Page element notes
####################
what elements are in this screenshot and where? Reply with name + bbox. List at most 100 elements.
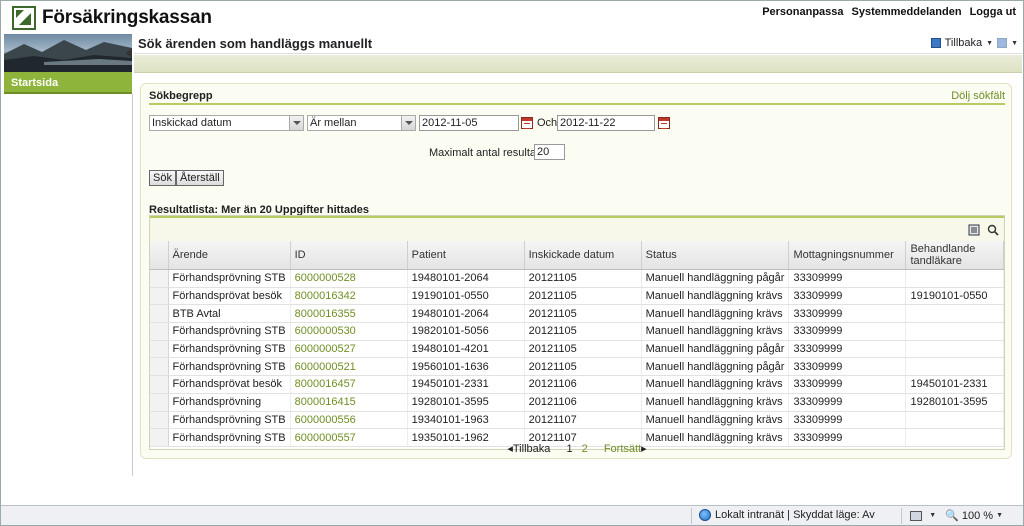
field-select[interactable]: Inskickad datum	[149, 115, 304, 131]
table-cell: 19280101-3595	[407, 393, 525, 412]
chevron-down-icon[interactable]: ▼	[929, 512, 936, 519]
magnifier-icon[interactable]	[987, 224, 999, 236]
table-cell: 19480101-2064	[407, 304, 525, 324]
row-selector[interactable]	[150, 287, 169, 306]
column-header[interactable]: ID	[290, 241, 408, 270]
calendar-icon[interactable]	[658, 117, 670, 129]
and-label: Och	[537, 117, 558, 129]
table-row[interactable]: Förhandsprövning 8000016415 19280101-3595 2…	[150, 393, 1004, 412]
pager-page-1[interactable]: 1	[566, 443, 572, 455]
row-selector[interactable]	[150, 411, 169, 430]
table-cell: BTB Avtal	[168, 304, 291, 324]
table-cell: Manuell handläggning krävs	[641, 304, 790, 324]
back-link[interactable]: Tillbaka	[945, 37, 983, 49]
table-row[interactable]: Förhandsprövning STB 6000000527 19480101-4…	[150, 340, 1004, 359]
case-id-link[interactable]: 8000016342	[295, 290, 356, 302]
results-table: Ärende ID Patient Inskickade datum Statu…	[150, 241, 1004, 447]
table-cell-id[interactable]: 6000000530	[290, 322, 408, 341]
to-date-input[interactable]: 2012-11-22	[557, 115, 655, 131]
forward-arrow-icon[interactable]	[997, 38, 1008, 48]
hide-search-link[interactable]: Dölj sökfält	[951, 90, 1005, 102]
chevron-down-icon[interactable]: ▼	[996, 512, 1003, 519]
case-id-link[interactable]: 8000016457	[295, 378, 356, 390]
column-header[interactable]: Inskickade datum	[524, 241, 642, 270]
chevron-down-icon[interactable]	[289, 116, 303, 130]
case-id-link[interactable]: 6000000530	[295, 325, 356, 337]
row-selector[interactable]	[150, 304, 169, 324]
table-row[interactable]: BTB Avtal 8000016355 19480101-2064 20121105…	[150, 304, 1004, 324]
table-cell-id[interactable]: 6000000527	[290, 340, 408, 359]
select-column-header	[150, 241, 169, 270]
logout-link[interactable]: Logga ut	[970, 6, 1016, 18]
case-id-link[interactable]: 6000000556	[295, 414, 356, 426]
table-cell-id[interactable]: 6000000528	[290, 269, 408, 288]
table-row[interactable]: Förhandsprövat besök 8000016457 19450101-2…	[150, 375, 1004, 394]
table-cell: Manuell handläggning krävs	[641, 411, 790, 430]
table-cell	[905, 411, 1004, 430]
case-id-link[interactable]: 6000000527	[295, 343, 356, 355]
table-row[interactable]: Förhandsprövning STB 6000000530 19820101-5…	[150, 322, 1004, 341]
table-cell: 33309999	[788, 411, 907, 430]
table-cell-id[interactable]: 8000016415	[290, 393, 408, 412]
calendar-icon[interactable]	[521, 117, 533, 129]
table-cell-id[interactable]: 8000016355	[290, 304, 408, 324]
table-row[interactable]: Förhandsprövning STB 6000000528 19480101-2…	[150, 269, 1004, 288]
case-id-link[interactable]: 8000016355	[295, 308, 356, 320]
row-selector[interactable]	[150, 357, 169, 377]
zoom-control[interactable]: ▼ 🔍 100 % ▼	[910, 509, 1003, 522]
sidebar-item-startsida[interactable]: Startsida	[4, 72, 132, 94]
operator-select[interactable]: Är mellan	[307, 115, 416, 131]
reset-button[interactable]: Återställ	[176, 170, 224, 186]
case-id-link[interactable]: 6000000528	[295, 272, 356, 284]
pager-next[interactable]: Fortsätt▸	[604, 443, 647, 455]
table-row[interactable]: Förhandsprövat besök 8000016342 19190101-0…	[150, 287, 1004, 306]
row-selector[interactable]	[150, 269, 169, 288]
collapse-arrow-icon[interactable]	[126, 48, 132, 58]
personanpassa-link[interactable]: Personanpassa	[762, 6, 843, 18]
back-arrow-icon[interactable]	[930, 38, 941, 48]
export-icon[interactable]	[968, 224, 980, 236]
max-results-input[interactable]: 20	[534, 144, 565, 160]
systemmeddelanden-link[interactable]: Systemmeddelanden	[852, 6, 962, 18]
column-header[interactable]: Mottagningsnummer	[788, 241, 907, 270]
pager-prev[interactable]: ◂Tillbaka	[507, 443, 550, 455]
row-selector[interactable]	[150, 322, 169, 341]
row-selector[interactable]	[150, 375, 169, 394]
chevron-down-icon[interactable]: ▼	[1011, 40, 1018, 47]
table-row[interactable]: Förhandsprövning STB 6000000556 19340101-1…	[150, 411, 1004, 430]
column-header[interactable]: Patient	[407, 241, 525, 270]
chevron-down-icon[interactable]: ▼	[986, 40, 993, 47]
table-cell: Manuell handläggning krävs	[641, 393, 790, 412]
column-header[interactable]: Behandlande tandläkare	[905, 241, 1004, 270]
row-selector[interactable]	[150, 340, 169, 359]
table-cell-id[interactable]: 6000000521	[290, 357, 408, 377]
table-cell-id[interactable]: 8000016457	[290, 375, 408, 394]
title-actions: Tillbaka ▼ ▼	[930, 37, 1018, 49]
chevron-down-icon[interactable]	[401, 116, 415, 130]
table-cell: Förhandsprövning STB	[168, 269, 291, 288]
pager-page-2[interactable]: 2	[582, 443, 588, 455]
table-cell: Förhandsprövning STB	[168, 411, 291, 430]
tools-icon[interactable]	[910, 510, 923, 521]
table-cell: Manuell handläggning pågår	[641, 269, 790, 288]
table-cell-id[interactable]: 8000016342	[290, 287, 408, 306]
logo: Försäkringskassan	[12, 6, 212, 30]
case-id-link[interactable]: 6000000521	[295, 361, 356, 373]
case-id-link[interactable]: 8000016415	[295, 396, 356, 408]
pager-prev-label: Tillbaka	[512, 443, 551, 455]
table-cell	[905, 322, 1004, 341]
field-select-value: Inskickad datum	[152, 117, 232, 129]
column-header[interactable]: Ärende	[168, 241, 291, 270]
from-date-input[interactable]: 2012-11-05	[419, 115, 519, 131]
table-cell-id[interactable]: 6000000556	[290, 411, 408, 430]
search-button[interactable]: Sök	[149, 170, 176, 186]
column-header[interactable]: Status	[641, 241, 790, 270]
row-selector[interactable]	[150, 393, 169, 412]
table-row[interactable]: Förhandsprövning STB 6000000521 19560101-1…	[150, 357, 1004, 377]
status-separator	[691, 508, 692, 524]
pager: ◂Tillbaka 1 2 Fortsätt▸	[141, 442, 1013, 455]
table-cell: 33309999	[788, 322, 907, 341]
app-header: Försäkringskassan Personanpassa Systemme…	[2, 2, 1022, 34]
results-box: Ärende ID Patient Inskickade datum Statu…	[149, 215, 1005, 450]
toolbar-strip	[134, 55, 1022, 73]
####################
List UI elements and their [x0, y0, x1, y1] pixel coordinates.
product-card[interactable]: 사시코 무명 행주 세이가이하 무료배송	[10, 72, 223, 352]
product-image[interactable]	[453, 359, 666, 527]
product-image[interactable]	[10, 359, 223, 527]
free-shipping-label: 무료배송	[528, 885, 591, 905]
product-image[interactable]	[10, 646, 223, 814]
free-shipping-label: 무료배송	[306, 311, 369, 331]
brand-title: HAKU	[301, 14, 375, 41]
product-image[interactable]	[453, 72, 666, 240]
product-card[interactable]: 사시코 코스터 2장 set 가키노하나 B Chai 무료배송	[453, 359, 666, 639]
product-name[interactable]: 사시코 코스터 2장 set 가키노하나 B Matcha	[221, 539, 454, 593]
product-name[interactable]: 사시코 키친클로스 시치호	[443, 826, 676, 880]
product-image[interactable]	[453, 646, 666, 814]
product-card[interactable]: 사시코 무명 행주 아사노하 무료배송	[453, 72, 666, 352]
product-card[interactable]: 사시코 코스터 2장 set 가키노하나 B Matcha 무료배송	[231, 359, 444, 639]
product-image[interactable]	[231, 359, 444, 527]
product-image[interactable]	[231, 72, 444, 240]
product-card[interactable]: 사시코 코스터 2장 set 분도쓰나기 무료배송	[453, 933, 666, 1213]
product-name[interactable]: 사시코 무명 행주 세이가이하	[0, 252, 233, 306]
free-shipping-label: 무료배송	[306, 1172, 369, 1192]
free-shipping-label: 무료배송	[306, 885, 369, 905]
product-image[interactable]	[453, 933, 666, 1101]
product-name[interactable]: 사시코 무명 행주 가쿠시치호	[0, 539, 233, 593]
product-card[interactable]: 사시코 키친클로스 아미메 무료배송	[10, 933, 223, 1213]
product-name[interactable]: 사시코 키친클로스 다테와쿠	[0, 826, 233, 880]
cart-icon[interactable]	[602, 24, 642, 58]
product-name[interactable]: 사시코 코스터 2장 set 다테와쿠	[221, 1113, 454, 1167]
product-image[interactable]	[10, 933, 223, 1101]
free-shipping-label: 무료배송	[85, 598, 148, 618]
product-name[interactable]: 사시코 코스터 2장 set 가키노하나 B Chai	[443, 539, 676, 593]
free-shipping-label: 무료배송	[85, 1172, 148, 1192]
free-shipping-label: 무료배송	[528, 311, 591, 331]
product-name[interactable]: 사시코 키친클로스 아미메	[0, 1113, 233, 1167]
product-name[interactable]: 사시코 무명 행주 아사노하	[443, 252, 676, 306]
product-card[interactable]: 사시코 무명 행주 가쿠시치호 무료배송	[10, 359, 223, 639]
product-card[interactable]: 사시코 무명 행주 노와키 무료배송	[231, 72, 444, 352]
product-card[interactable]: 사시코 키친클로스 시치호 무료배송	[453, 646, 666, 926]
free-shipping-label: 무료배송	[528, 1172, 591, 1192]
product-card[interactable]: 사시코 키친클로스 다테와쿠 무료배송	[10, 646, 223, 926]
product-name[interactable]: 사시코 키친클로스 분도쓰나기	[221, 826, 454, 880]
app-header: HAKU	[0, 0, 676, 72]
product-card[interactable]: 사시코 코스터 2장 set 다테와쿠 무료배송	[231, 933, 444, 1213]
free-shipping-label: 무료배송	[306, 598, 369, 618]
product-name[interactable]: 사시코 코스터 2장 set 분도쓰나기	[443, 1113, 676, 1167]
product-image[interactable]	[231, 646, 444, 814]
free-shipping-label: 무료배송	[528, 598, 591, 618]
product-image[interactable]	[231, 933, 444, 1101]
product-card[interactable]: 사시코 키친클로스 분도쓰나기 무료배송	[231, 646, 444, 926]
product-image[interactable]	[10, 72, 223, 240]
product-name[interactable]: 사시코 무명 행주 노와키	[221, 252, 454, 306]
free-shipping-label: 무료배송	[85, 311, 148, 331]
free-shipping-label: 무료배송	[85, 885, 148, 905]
####################
### To do:
From the items above, pick out each line that contains the string "가쿠시치호" and copy those lines.

### Task response:
product-name[interactable]: 사시코 무명 행주 가쿠시치호	[0, 539, 233, 593]
product-card[interactable]: 사시코 무명 행주 가쿠시치호 무료배송	[10, 359, 223, 639]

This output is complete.